— START OF DATA —

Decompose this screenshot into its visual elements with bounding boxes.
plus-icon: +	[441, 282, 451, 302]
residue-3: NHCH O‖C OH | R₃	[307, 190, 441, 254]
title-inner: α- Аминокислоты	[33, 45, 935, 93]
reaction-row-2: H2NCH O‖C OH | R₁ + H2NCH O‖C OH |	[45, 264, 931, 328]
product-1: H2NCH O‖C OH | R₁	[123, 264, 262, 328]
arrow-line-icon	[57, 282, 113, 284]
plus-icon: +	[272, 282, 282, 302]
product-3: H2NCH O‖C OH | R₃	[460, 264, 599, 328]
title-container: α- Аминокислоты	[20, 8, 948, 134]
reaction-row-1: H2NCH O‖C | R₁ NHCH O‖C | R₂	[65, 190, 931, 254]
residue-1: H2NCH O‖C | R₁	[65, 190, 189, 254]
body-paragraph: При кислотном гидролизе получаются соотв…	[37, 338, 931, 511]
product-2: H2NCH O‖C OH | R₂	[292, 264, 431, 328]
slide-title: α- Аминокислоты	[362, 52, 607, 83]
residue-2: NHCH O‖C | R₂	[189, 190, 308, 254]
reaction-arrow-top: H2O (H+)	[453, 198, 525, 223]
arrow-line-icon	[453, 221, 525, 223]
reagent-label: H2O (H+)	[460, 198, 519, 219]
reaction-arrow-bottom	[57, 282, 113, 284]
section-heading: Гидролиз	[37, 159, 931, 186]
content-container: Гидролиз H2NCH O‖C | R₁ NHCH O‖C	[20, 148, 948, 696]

— END OF DATA —

Reproduce the data above, changing every "plus-icon" to "plus-sign" and leaving everything else as it is.

EXERCISE SOLUTION:
Decompose this screenshot into its visual elements with bounding boxes.
plus-sign: +	[441, 282, 451, 302]
residue-3: NHCH O‖C OH | R₃	[307, 190, 441, 254]
title-inner: α- Аминокислоты	[33, 45, 935, 93]
reaction-row-2: H2NCH O‖C OH | R₁ + H2NCH O‖C OH |	[45, 264, 931, 328]
product-1: H2NCH O‖C OH | R₁	[123, 264, 262, 328]
arrow-line-icon	[57, 282, 113, 284]
plus-sign: +	[272, 282, 282, 302]
product-3: H2NCH O‖C OH | R₃	[460, 264, 599, 328]
title-container: α- Аминокислоты	[20, 8, 948, 134]
reaction-row-1: H2NCH O‖C | R₁ NHCH O‖C | R₂	[65, 190, 931, 254]
residue-1: H2NCH O‖C | R₁	[65, 190, 189, 254]
body-paragraph: При кислотном гидролизе получаются соотв…	[37, 338, 931, 511]
product-2: H2NCH O‖C OH | R₂	[292, 264, 431, 328]
slide-title: α- Аминокислоты	[362, 52, 607, 83]
residue-2: NHCH O‖C | R₂	[189, 190, 308, 254]
reaction-arrow-top: H2O (H+)	[453, 198, 525, 223]
arrow-line-icon	[453, 221, 525, 223]
reagent-label: H2O (H+)	[460, 198, 519, 219]
reaction-arrow-bottom	[57, 282, 113, 284]
section-heading: Гидролиз	[37, 159, 931, 186]
content-container: Гидролиз H2NCH O‖C | R₁ NHCH O‖C	[20, 148, 948, 696]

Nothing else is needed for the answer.